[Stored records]
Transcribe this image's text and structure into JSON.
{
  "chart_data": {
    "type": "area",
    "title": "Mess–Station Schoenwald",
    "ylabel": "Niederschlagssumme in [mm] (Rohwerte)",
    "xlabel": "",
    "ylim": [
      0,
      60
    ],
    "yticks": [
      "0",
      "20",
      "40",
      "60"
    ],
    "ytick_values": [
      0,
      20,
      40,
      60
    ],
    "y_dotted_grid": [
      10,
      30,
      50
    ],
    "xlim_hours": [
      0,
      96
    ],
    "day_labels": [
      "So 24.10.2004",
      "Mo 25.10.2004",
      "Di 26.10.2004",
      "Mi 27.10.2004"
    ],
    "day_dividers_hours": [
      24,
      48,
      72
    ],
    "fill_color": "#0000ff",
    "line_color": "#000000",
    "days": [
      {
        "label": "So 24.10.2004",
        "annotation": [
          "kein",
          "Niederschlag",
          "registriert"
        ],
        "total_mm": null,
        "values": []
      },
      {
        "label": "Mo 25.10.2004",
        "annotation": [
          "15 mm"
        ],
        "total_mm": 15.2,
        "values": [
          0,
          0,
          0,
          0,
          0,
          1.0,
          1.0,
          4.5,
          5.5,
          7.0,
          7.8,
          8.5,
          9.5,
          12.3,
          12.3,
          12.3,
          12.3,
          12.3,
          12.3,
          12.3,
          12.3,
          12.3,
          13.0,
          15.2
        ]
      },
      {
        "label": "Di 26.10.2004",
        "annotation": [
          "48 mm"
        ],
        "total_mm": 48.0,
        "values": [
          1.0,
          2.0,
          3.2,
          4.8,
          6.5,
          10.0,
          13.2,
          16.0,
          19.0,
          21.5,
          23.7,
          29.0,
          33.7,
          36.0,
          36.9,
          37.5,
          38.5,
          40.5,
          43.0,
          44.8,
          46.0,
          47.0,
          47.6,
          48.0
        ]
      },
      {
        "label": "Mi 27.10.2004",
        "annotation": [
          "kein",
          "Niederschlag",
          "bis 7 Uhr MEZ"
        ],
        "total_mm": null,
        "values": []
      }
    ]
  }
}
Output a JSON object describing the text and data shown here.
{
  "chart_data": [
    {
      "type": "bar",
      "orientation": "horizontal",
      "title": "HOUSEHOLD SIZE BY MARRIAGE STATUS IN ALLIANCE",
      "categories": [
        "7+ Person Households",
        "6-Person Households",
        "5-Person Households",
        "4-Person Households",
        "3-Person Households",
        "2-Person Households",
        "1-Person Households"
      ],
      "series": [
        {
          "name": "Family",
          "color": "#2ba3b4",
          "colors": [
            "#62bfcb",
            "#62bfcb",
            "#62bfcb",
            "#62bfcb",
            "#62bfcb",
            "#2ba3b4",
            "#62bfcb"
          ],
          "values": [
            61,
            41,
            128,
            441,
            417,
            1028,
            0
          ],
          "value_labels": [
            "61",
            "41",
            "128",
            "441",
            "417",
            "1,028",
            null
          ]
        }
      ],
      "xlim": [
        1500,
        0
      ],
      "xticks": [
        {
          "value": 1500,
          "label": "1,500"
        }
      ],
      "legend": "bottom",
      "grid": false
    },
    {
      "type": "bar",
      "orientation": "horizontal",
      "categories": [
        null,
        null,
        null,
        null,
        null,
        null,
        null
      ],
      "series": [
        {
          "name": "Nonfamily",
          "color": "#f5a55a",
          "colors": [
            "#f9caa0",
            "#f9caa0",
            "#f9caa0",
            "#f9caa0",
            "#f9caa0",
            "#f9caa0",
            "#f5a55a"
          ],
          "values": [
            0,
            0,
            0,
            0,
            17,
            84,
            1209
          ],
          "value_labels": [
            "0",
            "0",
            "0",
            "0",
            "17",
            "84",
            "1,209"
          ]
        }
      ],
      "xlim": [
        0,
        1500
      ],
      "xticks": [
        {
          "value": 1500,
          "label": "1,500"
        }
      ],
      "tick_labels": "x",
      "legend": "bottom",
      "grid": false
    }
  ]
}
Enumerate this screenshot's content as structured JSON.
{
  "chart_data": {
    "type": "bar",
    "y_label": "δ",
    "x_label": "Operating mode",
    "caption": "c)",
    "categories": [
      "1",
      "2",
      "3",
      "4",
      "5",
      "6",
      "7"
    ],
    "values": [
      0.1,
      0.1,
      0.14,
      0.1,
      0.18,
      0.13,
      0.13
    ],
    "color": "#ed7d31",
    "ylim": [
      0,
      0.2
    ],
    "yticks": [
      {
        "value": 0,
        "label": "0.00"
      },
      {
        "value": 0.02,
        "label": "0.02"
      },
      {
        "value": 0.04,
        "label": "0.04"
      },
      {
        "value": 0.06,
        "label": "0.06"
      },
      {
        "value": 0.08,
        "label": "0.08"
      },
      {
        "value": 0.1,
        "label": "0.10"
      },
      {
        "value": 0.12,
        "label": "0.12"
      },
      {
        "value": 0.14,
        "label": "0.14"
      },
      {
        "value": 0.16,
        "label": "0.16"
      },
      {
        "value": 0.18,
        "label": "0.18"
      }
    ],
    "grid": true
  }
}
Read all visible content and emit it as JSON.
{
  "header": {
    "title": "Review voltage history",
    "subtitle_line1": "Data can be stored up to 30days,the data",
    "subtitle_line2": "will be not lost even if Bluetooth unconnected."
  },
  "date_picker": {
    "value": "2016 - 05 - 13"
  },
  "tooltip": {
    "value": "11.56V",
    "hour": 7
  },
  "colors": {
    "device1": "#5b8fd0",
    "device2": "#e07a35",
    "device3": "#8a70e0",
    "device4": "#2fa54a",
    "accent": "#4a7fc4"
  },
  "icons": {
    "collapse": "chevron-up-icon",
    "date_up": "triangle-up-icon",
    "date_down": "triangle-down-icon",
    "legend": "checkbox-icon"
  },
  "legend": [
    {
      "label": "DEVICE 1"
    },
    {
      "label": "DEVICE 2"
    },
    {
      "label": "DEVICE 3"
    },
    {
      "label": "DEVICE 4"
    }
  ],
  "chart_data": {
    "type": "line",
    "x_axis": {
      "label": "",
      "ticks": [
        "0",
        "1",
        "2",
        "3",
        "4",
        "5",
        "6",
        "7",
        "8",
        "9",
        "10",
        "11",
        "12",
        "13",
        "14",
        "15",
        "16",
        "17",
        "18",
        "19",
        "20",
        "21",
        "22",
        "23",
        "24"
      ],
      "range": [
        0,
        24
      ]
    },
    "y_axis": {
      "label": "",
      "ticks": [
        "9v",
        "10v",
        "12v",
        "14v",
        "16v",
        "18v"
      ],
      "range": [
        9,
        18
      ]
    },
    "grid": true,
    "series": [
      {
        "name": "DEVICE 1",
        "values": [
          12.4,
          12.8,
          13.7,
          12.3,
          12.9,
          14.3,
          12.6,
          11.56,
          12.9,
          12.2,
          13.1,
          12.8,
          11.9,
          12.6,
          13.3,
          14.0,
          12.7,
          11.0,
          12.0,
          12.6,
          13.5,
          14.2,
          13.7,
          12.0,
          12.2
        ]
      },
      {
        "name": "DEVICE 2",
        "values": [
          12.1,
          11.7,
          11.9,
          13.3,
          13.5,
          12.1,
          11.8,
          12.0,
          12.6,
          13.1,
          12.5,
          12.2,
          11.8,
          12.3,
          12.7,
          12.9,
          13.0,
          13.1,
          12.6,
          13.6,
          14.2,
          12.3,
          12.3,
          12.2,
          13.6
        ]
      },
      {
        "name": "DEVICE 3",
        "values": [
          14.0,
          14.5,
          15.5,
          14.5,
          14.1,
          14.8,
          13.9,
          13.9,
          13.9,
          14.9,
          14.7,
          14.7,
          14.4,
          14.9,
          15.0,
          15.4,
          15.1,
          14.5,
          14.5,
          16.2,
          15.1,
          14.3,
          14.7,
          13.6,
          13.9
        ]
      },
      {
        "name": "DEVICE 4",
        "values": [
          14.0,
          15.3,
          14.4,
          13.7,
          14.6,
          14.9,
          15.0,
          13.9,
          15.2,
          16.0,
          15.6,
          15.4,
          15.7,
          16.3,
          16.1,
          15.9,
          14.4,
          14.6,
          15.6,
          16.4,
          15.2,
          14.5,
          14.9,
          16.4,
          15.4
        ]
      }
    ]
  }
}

* **Task goal**:
Extract each line from the listing that holds the word "Person".

* **Correct result**:
        "7+ Person Households",
        "6-Person Households",
        "5-Person Households",
        "4-Person Households",
        "3-Person Households",
        "2-Person Households",
        "1-Person Households"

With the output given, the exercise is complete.